説明

操作表示装置および操作表示方法

【課題】タッチパネル式の操作表示装置の操作性を向上させる。
【解決手段】画像を表示する表示パネル3−11と、表示パネル3−11上に取り付けられたタッチパネル3−14と、タッチパネル3−14上の押下位置と、タッチパネル3−14に対する押下の強度とを検出する入出力制御部3−8と、強度が予め定められた閾値より大きい場合に、押下位置に応じて予め定められた第1機能を実行し、強度が閾値以下の場合に、押下位置に応じて予め定められた第2機能を実行するCPU3−1と、を備える。

【発明の詳細な説明】
【技術分野】
【0001】
本発明は、操作表示装置および操作表示方法に関する。
【背景技術】
【0002】
MFP(Multi Function Peripheral)の操作パネルなどは、解像度がPC(パーソナルコンピュータ)などと比べて一般に小さいため、画面の中に多数のアイコンやボタンを並べることができない。また、良好な操作性を得るために入力手段にタッチパネルを採用することが多いが、その場合、1つのアイコンやボタンに複数の動作を割り付けることが難しい。従って、ある機能を実現するための操作階層が深くなったり、複数の入力手段を選択させることが難しくなったりすることにより、操作する上での使い勝手が悪化する。
【0003】
例えば、表示したアイコンやボタンに関連付けられた機能や動作の説明を表示するために、マウスの右クリックのような入力方法を取ることはタッチパネル方式の操作パネルでは困難である。
【0004】
特許文献1には、各種操作に対応した複数の機能キーが表示された表示部の表面がタッチパネルで構成され、複数の機能キーのうち、少なくとも1つがヘルプキーであるタッチパネル式の操作表示装置が提案されている。この操作表示装置では、ヘルプキーを押下した状態で、複数の機能キーのうち、第一機能キーを押下すると、該第一機能キーのヘルプ画面が表示される。

▶ _記録情報_:
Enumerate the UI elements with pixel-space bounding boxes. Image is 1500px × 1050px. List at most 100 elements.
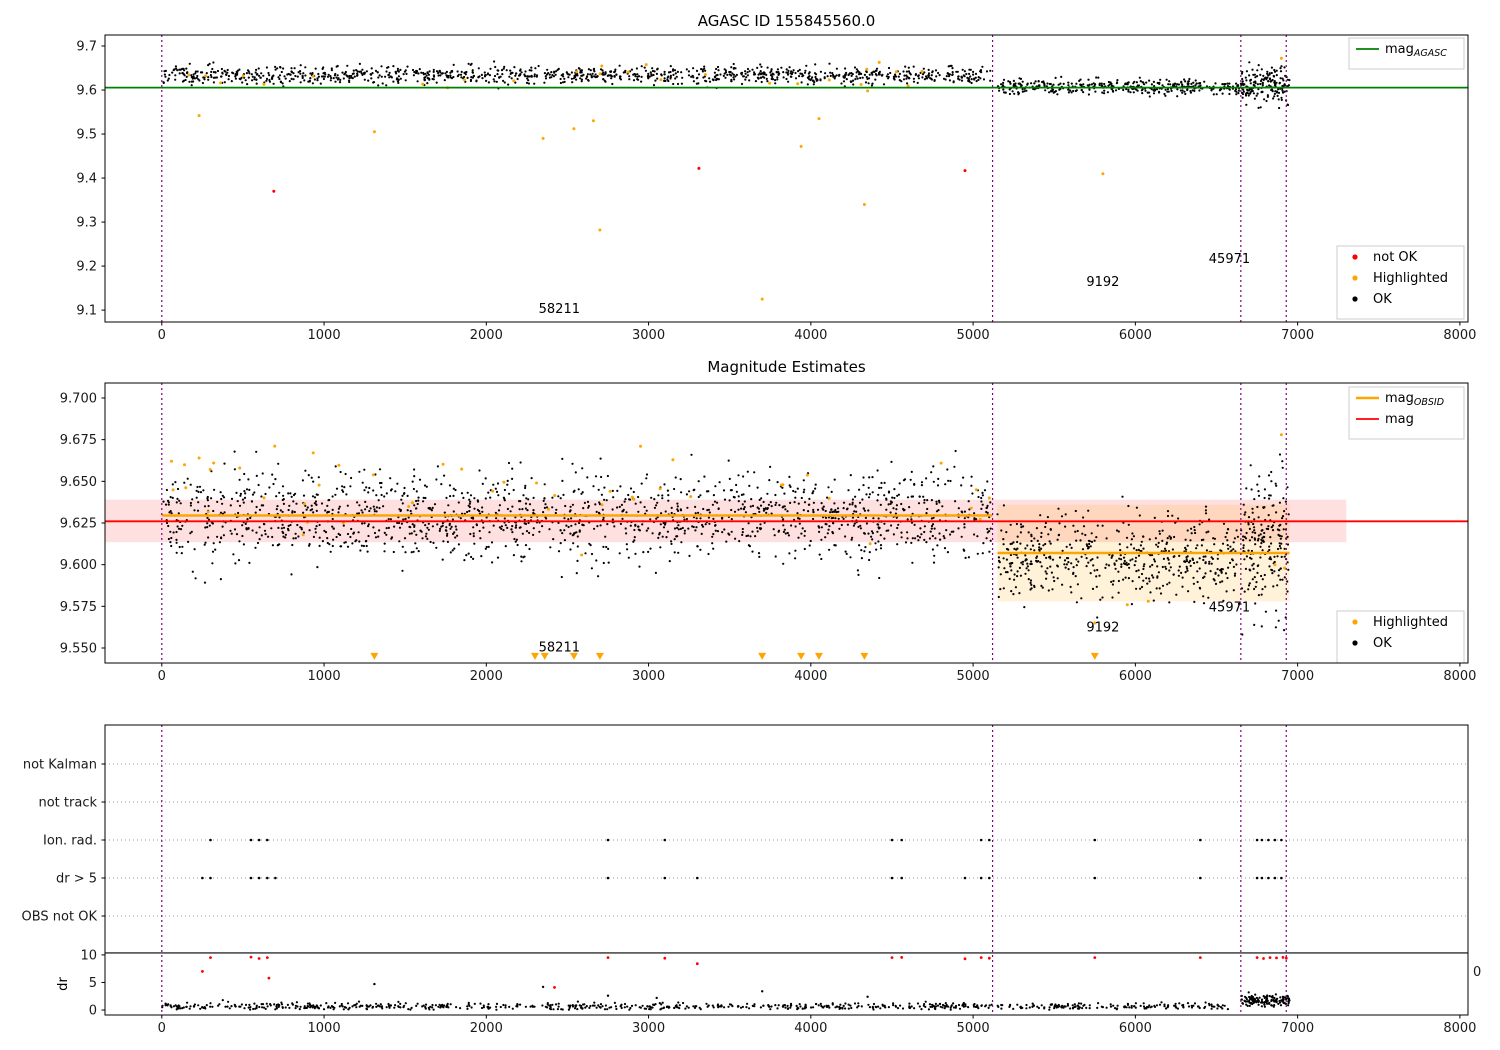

▶ _課題_: 操作表示装置を扱った抜粋について、最後の文に続く部分を書き継いでください。

▶ _解答_:
【発明の概要】
【発明が解決しようとする課題】
【0005】
しかしながら、特許文献1の方法では、タッチパネル式の入力装置での使い勝手が十分に改善されていないという問題があった。例えば、特定のボタン(ヘルプキー)が追加されているため、1画面中により多くの機能を提示させることができなくなる。また、ヘルプキーおよび機能キーの複数箇所を同時に押下する必要があるため、使い勝手が悪化するという問題があった。
【0006】
本発明は、上記に鑑みてなされたものであって、操作性を向上させることができるタッチパネル式の操作表示装置および操作表示方法を提供することを目的とする。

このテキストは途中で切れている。